--- Problem details ---
Rewrite the entries below, replacing every "legend-swatch" with "legend-color-box" and leaving everything else unchanged.

--- Supplied records ---
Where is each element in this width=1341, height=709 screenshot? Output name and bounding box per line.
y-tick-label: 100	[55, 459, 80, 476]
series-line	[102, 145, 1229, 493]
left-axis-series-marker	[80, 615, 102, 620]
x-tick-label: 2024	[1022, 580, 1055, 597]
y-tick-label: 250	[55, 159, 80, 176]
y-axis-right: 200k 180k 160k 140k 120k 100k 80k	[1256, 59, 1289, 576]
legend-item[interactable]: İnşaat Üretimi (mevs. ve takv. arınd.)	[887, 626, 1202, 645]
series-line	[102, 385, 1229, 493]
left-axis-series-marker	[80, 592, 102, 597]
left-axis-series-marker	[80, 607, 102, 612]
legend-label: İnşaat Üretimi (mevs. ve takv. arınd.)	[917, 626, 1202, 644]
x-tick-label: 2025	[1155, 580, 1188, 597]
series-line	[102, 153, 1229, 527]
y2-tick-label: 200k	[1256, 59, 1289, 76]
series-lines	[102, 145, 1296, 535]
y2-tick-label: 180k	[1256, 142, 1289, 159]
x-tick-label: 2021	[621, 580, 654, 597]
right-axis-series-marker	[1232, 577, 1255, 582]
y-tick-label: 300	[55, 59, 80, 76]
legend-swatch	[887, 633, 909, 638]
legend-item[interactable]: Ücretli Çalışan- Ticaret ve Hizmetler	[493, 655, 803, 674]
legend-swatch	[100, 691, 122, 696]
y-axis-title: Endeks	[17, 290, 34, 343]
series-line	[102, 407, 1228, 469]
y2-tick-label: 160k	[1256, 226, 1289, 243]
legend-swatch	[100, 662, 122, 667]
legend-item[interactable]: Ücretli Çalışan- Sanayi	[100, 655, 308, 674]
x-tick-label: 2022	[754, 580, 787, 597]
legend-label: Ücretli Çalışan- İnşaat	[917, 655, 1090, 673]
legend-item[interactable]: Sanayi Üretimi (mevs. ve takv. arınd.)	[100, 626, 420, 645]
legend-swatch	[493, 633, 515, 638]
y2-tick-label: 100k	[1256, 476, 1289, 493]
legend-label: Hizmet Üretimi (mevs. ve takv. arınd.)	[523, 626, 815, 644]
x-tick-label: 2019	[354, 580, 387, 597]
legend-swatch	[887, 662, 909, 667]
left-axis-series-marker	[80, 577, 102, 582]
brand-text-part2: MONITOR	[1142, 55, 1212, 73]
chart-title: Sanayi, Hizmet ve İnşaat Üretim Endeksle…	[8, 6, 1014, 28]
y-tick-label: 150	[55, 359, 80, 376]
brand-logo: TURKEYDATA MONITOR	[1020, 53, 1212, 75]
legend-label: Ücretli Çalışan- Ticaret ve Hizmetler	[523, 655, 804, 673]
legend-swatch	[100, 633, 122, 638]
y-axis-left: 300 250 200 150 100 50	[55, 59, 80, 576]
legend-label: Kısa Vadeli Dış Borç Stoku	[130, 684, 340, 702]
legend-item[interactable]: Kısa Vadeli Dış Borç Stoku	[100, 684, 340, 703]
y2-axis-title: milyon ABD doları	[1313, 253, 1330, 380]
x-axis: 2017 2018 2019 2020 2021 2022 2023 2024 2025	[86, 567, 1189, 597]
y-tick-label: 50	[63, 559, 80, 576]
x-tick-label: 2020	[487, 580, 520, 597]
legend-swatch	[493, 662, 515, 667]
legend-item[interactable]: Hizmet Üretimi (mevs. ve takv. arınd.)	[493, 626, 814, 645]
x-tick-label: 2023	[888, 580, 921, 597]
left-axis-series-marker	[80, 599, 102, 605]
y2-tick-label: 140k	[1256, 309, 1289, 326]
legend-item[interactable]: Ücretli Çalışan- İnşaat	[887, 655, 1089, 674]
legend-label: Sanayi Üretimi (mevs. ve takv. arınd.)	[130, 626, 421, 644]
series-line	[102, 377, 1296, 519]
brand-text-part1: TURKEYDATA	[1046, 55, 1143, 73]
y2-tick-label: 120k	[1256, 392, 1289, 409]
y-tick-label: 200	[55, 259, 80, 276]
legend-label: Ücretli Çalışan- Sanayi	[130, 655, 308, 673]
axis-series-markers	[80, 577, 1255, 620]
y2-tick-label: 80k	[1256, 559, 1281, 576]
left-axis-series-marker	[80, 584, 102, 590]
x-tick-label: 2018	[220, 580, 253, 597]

--- Task result ---
Where is each element in this width=1341, height=709 screenshot? Output name and bounding box per line.
y-tick-label: 100	[55, 459, 80, 476]
series-line	[102, 145, 1229, 493]
left-axis-series-marker	[80, 615, 102, 620]
x-tick-label: 2024	[1022, 580, 1055, 597]
y-tick-label: 250	[55, 159, 80, 176]
y-axis-right: 200k 180k 160k 140k 120k 100k 80k	[1256, 59, 1289, 576]
legend-item[interactable]: İnşaat Üretimi (mevs. ve takv. arınd.)	[887, 626, 1202, 645]
series-line	[102, 385, 1229, 493]
left-axis-series-marker	[80, 592, 102, 597]
left-axis-series-marker	[80, 607, 102, 612]
legend-label: İnşaat Üretimi (mevs. ve takv. arınd.)	[917, 626, 1202, 644]
x-tick-label: 2025	[1155, 580, 1188, 597]
series-line	[102, 153, 1229, 527]
y2-tick-label: 200k	[1256, 59, 1289, 76]
series-lines	[102, 145, 1296, 535]
y2-tick-label: 180k	[1256, 142, 1289, 159]
x-tick-label: 2021	[621, 580, 654, 597]
right-axis-series-marker	[1232, 577, 1255, 582]
y-tick-label: 300	[55, 59, 80, 76]
legend-color-box	[887, 633, 909, 638]
legend-item[interactable]: Ücretli Çalışan- Ticaret ve Hizmetler	[493, 655, 803, 674]
legend-color-box	[100, 691, 122, 696]
y-axis-title: Endeks	[17, 290, 34, 343]
series-line	[102, 407, 1228, 469]
y2-tick-label: 160k	[1256, 226, 1289, 243]
legend-color-box	[100, 662, 122, 667]
legend-item[interactable]: Ücretli Çalışan- Sanayi	[100, 655, 308, 674]
x-tick-label: 2022	[754, 580, 787, 597]
legend-label: Ücretli Çalışan- İnşaat	[917, 655, 1090, 673]
legend-item[interactable]: Sanayi Üretimi (mevs. ve takv. arınd.)	[100, 626, 420, 645]
legend-color-box	[493, 633, 515, 638]
y2-tick-label: 100k	[1256, 476, 1289, 493]
legend-label: Hizmet Üretimi (mevs. ve takv. arınd.)	[523, 626, 815, 644]
x-tick-label: 2019	[354, 580, 387, 597]
legend-color-box	[887, 662, 909, 667]
left-axis-series-marker	[80, 577, 102, 582]
brand-text-part2: MONITOR	[1142, 55, 1212, 73]
chart-title: Sanayi, Hizmet ve İnşaat Üretim Endeksle…	[8, 6, 1014, 28]
y-tick-label: 150	[55, 359, 80, 376]
brand-logo: TURKEYDATA MONITOR	[1020, 53, 1212, 75]
legend-label: Ücretli Çalışan- Ticaret ve Hizmetler	[523, 655, 804, 673]
legend-color-box	[100, 633, 122, 638]
y-axis-left: 300 250 200 150 100 50	[55, 59, 80, 576]
legend-label: Kısa Vadeli Dış Borç Stoku	[130, 684, 340, 702]
legend-item[interactable]: Kısa Vadeli Dış Borç Stoku	[100, 684, 340, 703]
y2-axis-title: milyon ABD doları	[1313, 253, 1330, 380]
x-axis: 2017 2018 2019 2020 2021 2022 2023 2024 2025	[86, 567, 1189, 597]
y-tick-label: 50	[63, 559, 80, 576]
x-tick-label: 2020	[487, 580, 520, 597]
legend-color-box	[493, 662, 515, 667]
legend-item[interactable]: Hizmet Üretimi (mevs. ve takv. arınd.)	[493, 626, 814, 645]
x-tick-label: 2023	[888, 580, 921, 597]
left-axis-series-marker	[80, 599, 102, 605]
y2-tick-label: 140k	[1256, 309, 1289, 326]
legend-item[interactable]: Ücretli Çalışan- İnşaat	[887, 655, 1089, 674]
legend-label: Sanayi Üretimi (mevs. ve takv. arınd.)	[130, 626, 421, 644]
series-line	[102, 377, 1296, 519]
brand-text-part1: TURKEYDATA	[1046, 55, 1143, 73]
y2-tick-label: 120k	[1256, 392, 1289, 409]
y-tick-label: 200	[55, 259, 80, 276]
legend-label: Ücretli Çalışan- Sanayi	[130, 655, 308, 673]
axis-series-markers	[80, 577, 1255, 620]
y2-tick-label: 80k	[1256, 559, 1281, 576]
left-axis-series-marker	[80, 584, 102, 590]
x-tick-label: 2018	[220, 580, 253, 597]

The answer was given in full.